Task to carry out ▸ Copy word for word the part of the material that opens with the line containing "next-bookmark-icon[interactable]: ⇥ bbox=[1147, 34, 1181, 88]" and closes with the line containing "753, 634, 789]", including both of those lines.

Extracted entries ▸
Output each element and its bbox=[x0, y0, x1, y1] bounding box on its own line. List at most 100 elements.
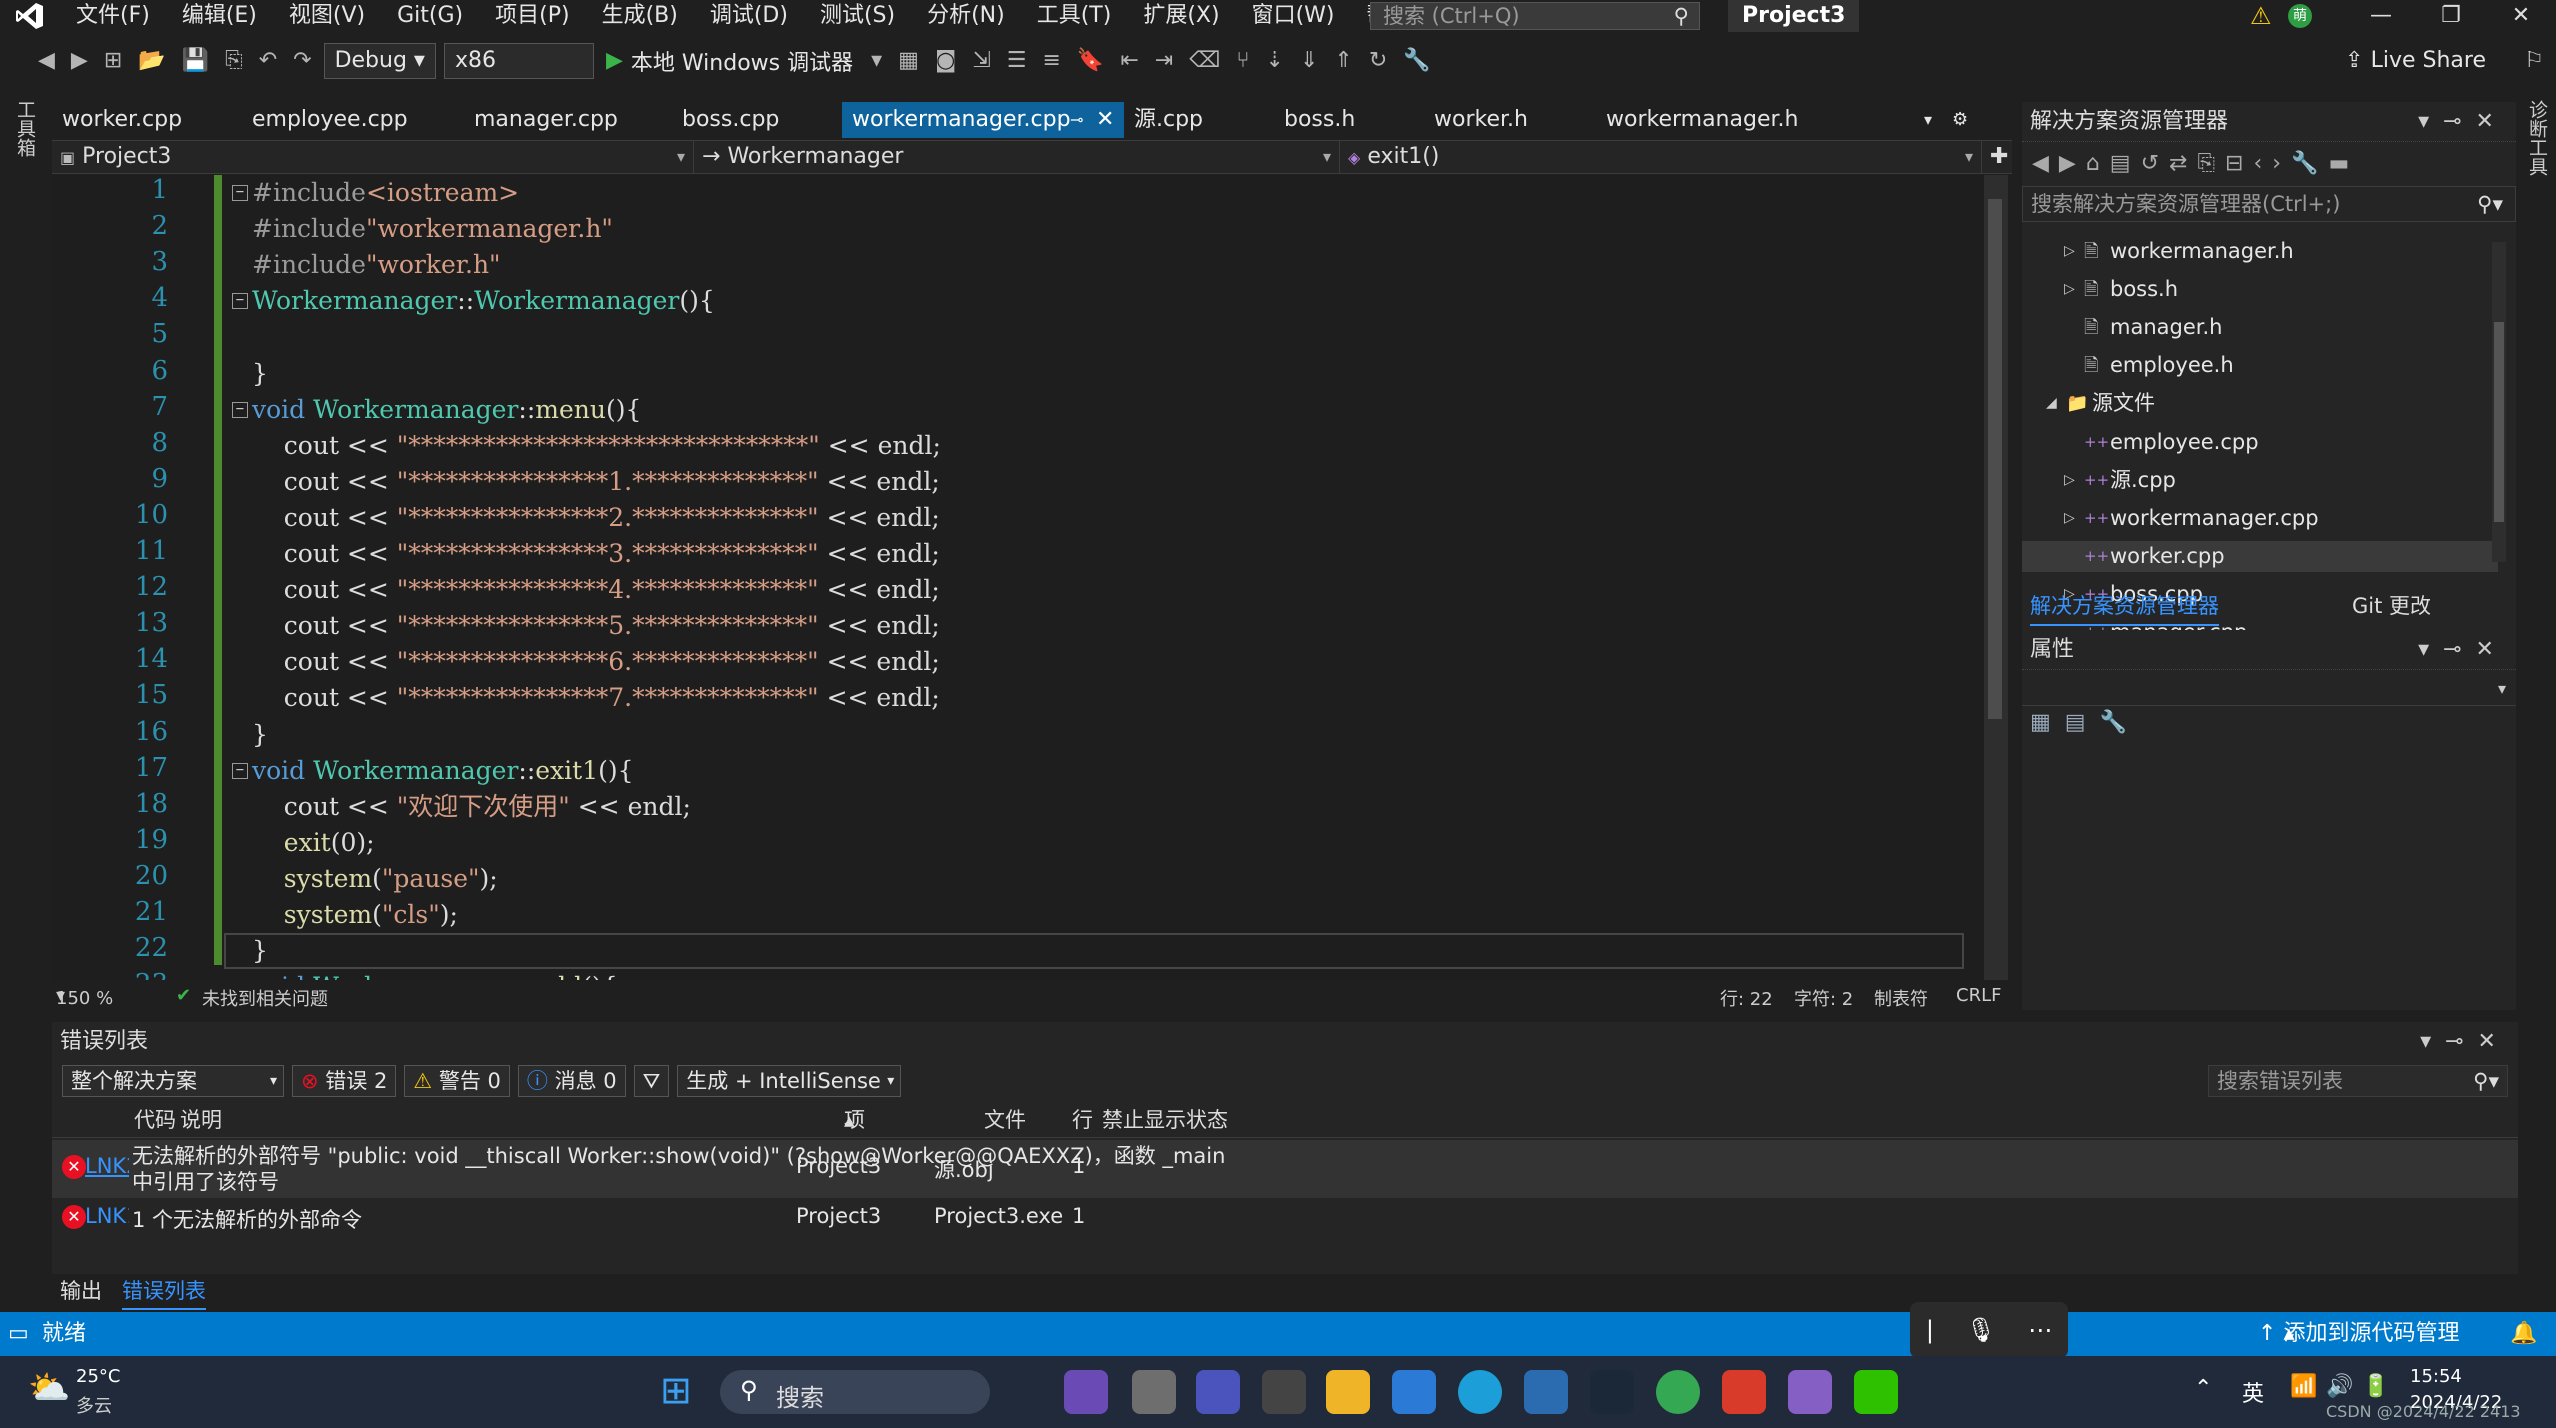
next-bookmark-icon[interactable]: ⇥ bbox=[1147, 34, 1181, 88]
solution-tree-item[interactable]: ◢ 📁 源文件 bbox=[2022, 388, 2498, 419]
code-line[interactable]: void Workermanager::exit1(){ bbox=[252, 753, 634, 789]
collapse-region-icon[interactable]: − bbox=[232, 185, 248, 201]
code-lines[interactable]: #include<iostream> − #include"workermanage… bbox=[224, 175, 1994, 980]
cursor-char[interactable]: 字符: 2 bbox=[1794, 985, 1853, 1011]
toolbox-label[interactable]: 工具箱 bbox=[12, 100, 39, 157]
menu-tools[interactable]: 工具(T) bbox=[1021, 0, 1128, 32]
clock-time[interactable]: 15:54 bbox=[2410, 1366, 2462, 1387]
git-commit-icon[interactable]: ⑂ bbox=[1228, 34, 1257, 88]
panel-controls[interactable]: ▾⊸✕ bbox=[2418, 102, 2508, 142]
code-line[interactable]: system("cls"); bbox=[252, 897, 458, 933]
tab-output[interactable]: 输出 bbox=[60, 1274, 102, 1308]
open-folder-icon[interactable]: 📂 bbox=[130, 34, 173, 88]
code-line[interactable]: cout << "*******************************… bbox=[252, 428, 941, 464]
new-project-icon[interactable]: ⊞ bbox=[96, 34, 130, 88]
member-scope-dropdown[interactable]: ◈ exit1() ▾ bbox=[1340, 141, 1982, 173]
code-line[interactable]: #include"worker.h" bbox=[252, 247, 501, 283]
solution-tree-item[interactable]: ++ employee.cpp bbox=[2022, 427, 2498, 458]
tab-settings-gear-icon[interactable]: ⚙ bbox=[1942, 102, 1978, 138]
unity-app-icon[interactable] bbox=[1262, 1370, 1306, 1414]
refresh-icon[interactable]: ↻ bbox=[1361, 34, 1395, 88]
toolbox-strip[interactable]: 工具箱 bbox=[0, 90, 50, 1310]
tab-workermanager-cpp[interactable]: workermanager.cpp ⊸ ✕ bbox=[842, 102, 1124, 138]
panel-controls[interactable]: ▾⊸✕ bbox=[2418, 630, 2508, 670]
taskbar-search[interactable]: ⚲ 搜索 bbox=[720, 1370, 990, 1414]
restore-icon[interactable]: ❐ bbox=[2416, 0, 2486, 32]
code-line[interactable]: #include"workermanager.h" bbox=[252, 211, 613, 247]
menu-window[interactable]: 窗口(W) bbox=[1236, 0, 1351, 32]
git-push-icon[interactable]: ⇑ bbox=[1326, 34, 1360, 88]
warnings-filter-button[interactable]: ⚠ 警告 0 bbox=[404, 1065, 510, 1097]
class-scope-dropdown[interactable]: → Workermanager ▾ bbox=[694, 141, 1340, 173]
scroll-thumb[interactable] bbox=[1988, 199, 2002, 719]
col-description[interactable]: 说明 bbox=[180, 1102, 222, 1138]
collapse-icon[interactable]: ◢ bbox=[2046, 388, 2057, 419]
menu-project[interactable]: 项目(P) bbox=[479, 0, 585, 32]
col-code[interactable]: 代码 bbox=[134, 1102, 176, 1138]
project-scope-dropdown[interactable]: ▣ Project3 ▾ bbox=[52, 141, 694, 173]
code-line[interactable]: #include<iostream> bbox=[252, 175, 519, 211]
tree-scrollbar[interactable] bbox=[2492, 242, 2506, 562]
tab-worker-cpp[interactable]: worker.cpp bbox=[52, 102, 242, 138]
error-scope-select[interactable]: 整个解决方案 ▾ bbox=[62, 1065, 284, 1097]
expand-icon[interactable]: ▷ bbox=[2064, 274, 2075, 305]
code-line[interactable]: exit(0); bbox=[252, 825, 375, 861]
more-options-icon[interactable]: ⋯ bbox=[2028, 1316, 2052, 1344]
error-code-link[interactable]: LNK2019 bbox=[85, 1154, 129, 1178]
windows-start-icon[interactable]: ⊞ bbox=[660, 1368, 692, 1412]
pin-feedback-icon[interactable]: ⚐ bbox=[2524, 34, 2544, 88]
platform-select[interactable]: x86 bbox=[443, 43, 594, 79]
expand-icon[interactable]: ▷ bbox=[2064, 236, 2075, 267]
code-line[interactable]: cout << "****************2.*************… bbox=[252, 500, 940, 536]
solution-tree-item[interactable]: ▷ ++ workermanager.cpp bbox=[2022, 503, 2498, 534]
diagnostics-strip[interactable]: 诊断工具 bbox=[2518, 90, 2556, 1310]
col-file[interactable]: 文件 bbox=[984, 1102, 1026, 1138]
undo-icon[interactable]: ↶ bbox=[251, 34, 285, 88]
minimize-icon[interactable]: — bbox=[2346, 0, 2416, 32]
code-line[interactable]: cout << "****************7.*************… bbox=[252, 680, 940, 716]
error-row[interactable]: ✕ LNK1120 1 个无法解析的外部命令 Project3 Project3… bbox=[52, 1200, 2518, 1234]
live-share-button[interactable]: ⇪ Live Share bbox=[2345, 34, 2486, 88]
microphone-icon[interactable]: 🎙 bbox=[1966, 1316, 1996, 1344]
tab-boss-cpp[interactable]: boss.cpp bbox=[672, 102, 842, 138]
browse-icon[interactable]: ▦ bbox=[890, 34, 927, 88]
code-line[interactable]: } bbox=[252, 933, 268, 969]
error-code-link[interactable]: LNK1120 bbox=[85, 1204, 129, 1228]
code-line[interactable]: void Workermanager::menu(){ bbox=[252, 392, 641, 428]
global-search-input[interactable]: 搜索 (Ctrl+Q) ⚲ bbox=[1370, 2, 1700, 30]
solution-explorer-toolbar[interactable]: ◀▶⌂▤↺⇄⎘⊟‹›🔧▬ bbox=[2022, 144, 2516, 184]
tab-list-dropdown-icon[interactable]: ▾ bbox=[1914, 102, 1942, 138]
file-explorer-icon[interactable] bbox=[1326, 1370, 1370, 1414]
solution-tree-item[interactable]: ++ worker.cpp bbox=[2022, 540, 2498, 572]
tree-scroll-thumb[interactable] bbox=[2494, 322, 2504, 522]
store-app-icon[interactable] bbox=[1392, 1370, 1436, 1414]
weather-cloud-icon[interactable]: ⛅ bbox=[28, 1368, 70, 1408]
pin-tab-icon[interactable]: ⊸ bbox=[1070, 102, 1083, 138]
code-line[interactable]: cout << "****************5.*************… bbox=[252, 608, 940, 644]
teams-app-icon[interactable] bbox=[1196, 1370, 1240, 1414]
menu-test[interactable]: 测试(S) bbox=[804, 0, 911, 32]
tab-error-list[interactable]: 错误列表 bbox=[122, 1274, 206, 1310]
issues-status[interactable]: 未找到相关问题 bbox=[202, 985, 328, 1011]
code-line[interactable]: } bbox=[252, 356, 268, 392]
menu-edit[interactable]: 编辑(E) bbox=[166, 0, 273, 32]
screenshot-icon[interactable]: ◙ bbox=[927, 34, 964, 88]
text-cursor-icon[interactable]: | bbox=[1926, 1316, 1934, 1344]
solution-tree-item[interactable]: ▷ ++ 源.cpp bbox=[2022, 465, 2498, 496]
code-line[interactable]: Workermanager::Workermanager(){ bbox=[252, 283, 715, 319]
menu-git[interactable]: Git(G) bbox=[381, 0, 479, 32]
steam-app-icon[interactable] bbox=[1590, 1370, 1634, 1414]
prev-bookmark-icon[interactable]: ⇤ bbox=[1112, 34, 1146, 88]
expand-icon[interactable]: ▷ bbox=[2064, 503, 2075, 534]
comment-icon[interactable]: ☰ bbox=[999, 34, 1035, 88]
weather-desc[interactable]: 多云 bbox=[76, 1392, 112, 1418]
code-editor[interactable]: 1234567891011121314151617181920212223 #i… bbox=[52, 175, 1994, 980]
close-tab-icon[interactable]: ✕ bbox=[1096, 102, 1114, 138]
save-icon[interactable]: 💾 bbox=[174, 34, 217, 88]
clear-bookmarks-icon[interactable]: ⌫ bbox=[1181, 34, 1228, 88]
navigate-back-icon[interactable]: ◀ bbox=[30, 34, 63, 88]
ime-indicator[interactable]: 英 bbox=[2242, 1376, 2264, 1408]
collapse-region-icon[interactable]: − bbox=[232, 293, 248, 310]
chrome-app-icon[interactable] bbox=[1656, 1370, 1700, 1414]
code-line[interactable]: void Workermanager::add(){ bbox=[252, 969, 618, 980]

Finished answer ▸
next-bookmark-icon[interactable]: ⇥ bbox=[1147, 34, 1181, 88]
solution-tree-item[interactable]: ◢ 📁 源文件 bbox=[2022, 388, 2498, 419]
code-line[interactable]: void Workermanager::exit1(){ bbox=[252, 753, 634, 789]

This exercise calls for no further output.